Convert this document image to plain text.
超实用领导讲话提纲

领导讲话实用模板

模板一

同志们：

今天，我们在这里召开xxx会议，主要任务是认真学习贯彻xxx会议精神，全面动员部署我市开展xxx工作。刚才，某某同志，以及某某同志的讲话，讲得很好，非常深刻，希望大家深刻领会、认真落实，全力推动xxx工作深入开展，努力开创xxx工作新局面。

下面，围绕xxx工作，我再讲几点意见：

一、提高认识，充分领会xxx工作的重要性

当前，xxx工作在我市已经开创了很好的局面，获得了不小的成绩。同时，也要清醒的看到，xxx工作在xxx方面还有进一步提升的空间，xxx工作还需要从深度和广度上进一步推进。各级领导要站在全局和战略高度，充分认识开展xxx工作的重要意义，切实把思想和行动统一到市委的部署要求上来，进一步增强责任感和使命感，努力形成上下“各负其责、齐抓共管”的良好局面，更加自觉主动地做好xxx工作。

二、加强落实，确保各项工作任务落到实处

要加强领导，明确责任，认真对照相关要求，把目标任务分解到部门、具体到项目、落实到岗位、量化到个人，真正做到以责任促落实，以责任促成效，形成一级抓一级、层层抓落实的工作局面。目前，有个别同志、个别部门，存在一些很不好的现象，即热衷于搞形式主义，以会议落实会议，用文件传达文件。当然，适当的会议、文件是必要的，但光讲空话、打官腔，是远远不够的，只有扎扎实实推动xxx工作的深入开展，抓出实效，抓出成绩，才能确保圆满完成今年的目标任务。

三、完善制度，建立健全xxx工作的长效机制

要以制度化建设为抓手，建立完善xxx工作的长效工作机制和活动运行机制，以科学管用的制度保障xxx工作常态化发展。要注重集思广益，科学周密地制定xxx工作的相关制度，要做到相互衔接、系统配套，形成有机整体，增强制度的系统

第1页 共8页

WORK INSTRUCTIONS:
Print the listing above in its entirety, with every line exact.

FINISHED ANSWER:
Convert this document image to plain text.
超实用领导讲话提纲

领导讲话实用模板

模板一

同志们：

今天，我们在这里召开xxx会议，主要任务是认真学习贯彻xxx会议精神，全面动员部署我市开展xxx工作。刚才，某某同志，以及某某同志的讲话，讲得很好，非常深刻，希望大家深刻领会、认真落实，全力推动xxx工作深入开展，努力开创xxx工作新局面。

下面，围绕xxx工作，我再讲几点意见：

一、提高认识，充分领会xxx工作的重要性

当前，xxx工作在我市已经开创了很好的局面，获得了不小的成绩。同时，也要清醒的看到，xxx工作在xxx方面还有进一步提升的空间，xxx工作还需要从深度和广度上进一步推进。各级领导要站在全局和战略高度，充分认识开展xxx工作的重要意义，切实把思想和行动统一到市委的部署要求上来，进一步增强责任感和使命感，努力形成上下“各负其责、齐抓共管”的良好局面，更加自觉主动地做好xxx工作。

二、加强落实，确保各项工作任务落到实处

要加强领导，明确责任，认真对照相关要求，把目标任务分解到部门、具体到项目、落实到岗位、量化到个人，真正做到以责任促落实，以责任促成效，形成一级抓一级、层层抓落实的工作局面。目前，有个别同志、个别部门，存在一些很不好的现象，即热衷于搞形式主义，以会议落实会议，用文件传达文件。当然，适当的会议、文件是必要的，但光讲空话、打官腔，是远远不够的，只有扎扎实实推动xxx工作的深入开展，抓出实效，抓出成绩，才能确保圆满完成今年的目标任务。

三、完善制度，建立健全xxx工作的长效机制

要以制度化建设为抓手，建立完善xxx工作的长效工作机制和活动运行机制，以科学管用的制度保障xxx工作常态化发展。要注重集思广益，科学周密地制定xxx工作的相关制度，要做到相互衔接、系统配套，形成有机整体，增强制度的系统

第1页 共8页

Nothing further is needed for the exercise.